INSTRUCTION -
Wherever a line holds the string "screenshot", copy that line.

- - - -

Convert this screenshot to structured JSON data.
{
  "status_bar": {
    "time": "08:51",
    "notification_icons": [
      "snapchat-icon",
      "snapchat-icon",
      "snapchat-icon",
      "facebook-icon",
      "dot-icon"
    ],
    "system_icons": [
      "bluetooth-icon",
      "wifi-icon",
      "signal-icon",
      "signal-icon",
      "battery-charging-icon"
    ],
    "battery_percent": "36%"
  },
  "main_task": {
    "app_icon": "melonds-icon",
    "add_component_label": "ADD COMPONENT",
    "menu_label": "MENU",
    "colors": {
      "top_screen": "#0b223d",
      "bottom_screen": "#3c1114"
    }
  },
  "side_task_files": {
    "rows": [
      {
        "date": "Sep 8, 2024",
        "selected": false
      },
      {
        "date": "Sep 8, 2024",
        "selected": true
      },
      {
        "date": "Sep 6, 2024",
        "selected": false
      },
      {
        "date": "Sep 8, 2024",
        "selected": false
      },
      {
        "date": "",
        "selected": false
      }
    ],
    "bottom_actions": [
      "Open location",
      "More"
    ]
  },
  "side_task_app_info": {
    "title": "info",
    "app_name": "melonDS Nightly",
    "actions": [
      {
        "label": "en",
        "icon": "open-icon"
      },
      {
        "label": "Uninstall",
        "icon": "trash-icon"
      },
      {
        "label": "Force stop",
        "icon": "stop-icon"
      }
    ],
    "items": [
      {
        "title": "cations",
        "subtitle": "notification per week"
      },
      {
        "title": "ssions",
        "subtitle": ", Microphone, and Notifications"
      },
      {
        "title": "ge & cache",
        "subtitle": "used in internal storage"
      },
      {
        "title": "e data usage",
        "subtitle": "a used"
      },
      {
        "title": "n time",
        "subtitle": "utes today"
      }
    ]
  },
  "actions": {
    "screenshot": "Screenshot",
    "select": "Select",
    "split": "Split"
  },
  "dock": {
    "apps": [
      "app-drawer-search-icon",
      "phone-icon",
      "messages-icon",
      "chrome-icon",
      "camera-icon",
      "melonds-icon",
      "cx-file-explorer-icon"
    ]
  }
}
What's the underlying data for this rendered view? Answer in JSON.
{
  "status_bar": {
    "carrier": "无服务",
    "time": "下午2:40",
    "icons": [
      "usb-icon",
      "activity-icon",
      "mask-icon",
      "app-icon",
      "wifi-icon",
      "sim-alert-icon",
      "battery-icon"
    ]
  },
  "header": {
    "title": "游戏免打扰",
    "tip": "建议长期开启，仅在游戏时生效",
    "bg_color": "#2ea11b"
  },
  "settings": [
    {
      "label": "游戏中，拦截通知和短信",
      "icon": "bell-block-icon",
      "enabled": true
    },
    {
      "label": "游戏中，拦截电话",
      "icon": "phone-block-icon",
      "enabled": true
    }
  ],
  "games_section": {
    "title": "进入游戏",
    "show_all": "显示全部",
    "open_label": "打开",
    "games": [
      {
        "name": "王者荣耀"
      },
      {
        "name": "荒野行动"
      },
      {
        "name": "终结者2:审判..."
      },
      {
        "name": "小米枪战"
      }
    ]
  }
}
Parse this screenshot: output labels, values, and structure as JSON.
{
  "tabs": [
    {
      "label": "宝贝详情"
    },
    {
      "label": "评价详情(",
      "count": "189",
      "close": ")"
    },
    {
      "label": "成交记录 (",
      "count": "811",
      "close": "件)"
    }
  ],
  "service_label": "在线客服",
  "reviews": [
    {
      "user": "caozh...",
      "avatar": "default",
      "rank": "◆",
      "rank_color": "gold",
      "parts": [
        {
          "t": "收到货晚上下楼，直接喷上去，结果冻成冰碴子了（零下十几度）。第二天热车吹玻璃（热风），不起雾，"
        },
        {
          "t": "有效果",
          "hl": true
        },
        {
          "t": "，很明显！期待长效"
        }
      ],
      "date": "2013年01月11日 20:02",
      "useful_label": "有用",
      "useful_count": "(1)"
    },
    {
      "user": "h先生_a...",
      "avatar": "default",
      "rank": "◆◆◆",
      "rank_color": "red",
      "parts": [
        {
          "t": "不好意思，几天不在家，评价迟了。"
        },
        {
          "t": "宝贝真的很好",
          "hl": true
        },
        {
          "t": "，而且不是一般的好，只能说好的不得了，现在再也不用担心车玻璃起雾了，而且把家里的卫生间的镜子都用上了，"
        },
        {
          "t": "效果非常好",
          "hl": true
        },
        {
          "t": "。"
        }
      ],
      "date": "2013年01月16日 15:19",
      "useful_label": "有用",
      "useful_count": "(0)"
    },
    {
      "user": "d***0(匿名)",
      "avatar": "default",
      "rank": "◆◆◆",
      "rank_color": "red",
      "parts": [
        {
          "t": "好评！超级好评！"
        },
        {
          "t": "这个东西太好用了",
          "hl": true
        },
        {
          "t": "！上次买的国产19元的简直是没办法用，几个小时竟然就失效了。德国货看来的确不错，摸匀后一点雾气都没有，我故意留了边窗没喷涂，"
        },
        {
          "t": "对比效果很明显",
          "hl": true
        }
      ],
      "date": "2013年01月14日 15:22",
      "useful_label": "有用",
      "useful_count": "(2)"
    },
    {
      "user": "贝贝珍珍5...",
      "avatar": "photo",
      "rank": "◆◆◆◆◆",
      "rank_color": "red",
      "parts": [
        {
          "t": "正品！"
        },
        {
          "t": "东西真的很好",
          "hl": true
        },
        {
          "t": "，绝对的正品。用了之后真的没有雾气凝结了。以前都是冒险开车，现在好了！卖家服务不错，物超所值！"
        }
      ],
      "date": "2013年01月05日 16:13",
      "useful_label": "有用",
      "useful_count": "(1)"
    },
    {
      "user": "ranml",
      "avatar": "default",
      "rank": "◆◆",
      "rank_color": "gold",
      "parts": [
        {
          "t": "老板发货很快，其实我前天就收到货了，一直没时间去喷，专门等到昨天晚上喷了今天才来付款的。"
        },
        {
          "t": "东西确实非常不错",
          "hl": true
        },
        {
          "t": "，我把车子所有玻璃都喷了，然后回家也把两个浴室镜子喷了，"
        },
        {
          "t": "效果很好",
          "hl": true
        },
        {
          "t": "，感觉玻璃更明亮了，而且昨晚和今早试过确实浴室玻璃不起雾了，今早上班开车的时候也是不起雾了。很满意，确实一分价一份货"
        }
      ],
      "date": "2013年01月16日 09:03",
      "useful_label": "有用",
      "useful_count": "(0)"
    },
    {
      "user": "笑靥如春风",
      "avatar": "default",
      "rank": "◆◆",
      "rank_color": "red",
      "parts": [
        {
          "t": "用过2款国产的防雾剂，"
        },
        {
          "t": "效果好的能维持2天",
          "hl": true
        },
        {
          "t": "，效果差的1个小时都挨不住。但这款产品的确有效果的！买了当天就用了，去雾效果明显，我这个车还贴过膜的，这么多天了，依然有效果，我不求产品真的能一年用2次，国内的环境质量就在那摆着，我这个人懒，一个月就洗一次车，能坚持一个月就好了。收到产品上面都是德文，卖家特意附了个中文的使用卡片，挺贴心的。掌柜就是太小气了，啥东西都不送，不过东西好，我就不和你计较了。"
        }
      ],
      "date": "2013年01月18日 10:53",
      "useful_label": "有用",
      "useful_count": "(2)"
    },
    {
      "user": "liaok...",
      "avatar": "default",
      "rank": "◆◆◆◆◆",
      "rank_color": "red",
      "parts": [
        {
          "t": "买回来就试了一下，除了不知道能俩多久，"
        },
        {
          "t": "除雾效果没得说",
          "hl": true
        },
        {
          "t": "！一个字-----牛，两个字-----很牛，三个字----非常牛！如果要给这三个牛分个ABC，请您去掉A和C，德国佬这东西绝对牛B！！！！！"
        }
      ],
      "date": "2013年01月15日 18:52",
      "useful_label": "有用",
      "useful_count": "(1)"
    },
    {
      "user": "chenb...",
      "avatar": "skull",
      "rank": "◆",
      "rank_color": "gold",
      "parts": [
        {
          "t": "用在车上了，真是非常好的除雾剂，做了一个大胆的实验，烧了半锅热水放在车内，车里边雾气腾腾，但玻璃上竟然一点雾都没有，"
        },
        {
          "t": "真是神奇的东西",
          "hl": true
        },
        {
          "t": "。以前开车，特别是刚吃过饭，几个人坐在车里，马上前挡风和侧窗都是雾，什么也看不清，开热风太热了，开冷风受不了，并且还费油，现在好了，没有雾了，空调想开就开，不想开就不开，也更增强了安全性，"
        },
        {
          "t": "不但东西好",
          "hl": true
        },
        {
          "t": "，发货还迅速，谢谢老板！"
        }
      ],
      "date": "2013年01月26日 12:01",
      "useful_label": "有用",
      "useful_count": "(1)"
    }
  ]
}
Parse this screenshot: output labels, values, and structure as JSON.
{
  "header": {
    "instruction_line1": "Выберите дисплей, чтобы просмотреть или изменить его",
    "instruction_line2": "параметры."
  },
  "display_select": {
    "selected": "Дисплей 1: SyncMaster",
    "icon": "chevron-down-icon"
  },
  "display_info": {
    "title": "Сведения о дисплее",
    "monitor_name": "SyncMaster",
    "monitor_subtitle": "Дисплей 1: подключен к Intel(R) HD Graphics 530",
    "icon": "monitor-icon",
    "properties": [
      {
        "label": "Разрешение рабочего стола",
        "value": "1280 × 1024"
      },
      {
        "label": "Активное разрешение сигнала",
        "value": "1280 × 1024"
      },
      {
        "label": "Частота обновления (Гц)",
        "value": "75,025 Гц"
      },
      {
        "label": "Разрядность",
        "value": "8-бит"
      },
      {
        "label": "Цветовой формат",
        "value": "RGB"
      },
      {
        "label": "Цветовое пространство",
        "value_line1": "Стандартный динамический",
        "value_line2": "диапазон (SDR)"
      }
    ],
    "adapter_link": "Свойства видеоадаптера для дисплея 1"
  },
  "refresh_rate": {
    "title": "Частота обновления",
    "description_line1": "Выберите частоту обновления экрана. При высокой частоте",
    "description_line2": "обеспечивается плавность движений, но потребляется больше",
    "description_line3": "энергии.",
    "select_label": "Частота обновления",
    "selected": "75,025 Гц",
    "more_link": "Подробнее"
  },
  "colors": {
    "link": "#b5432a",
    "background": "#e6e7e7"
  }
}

- - - -

THE REPLY -
Convert this screenshot to structured JSON data.
    "screenshot": "Screenshot",
Parse this screenshot: output labels, values, and structure as JSON.
Parse this screenshot: output labels, values, and structure as JSON.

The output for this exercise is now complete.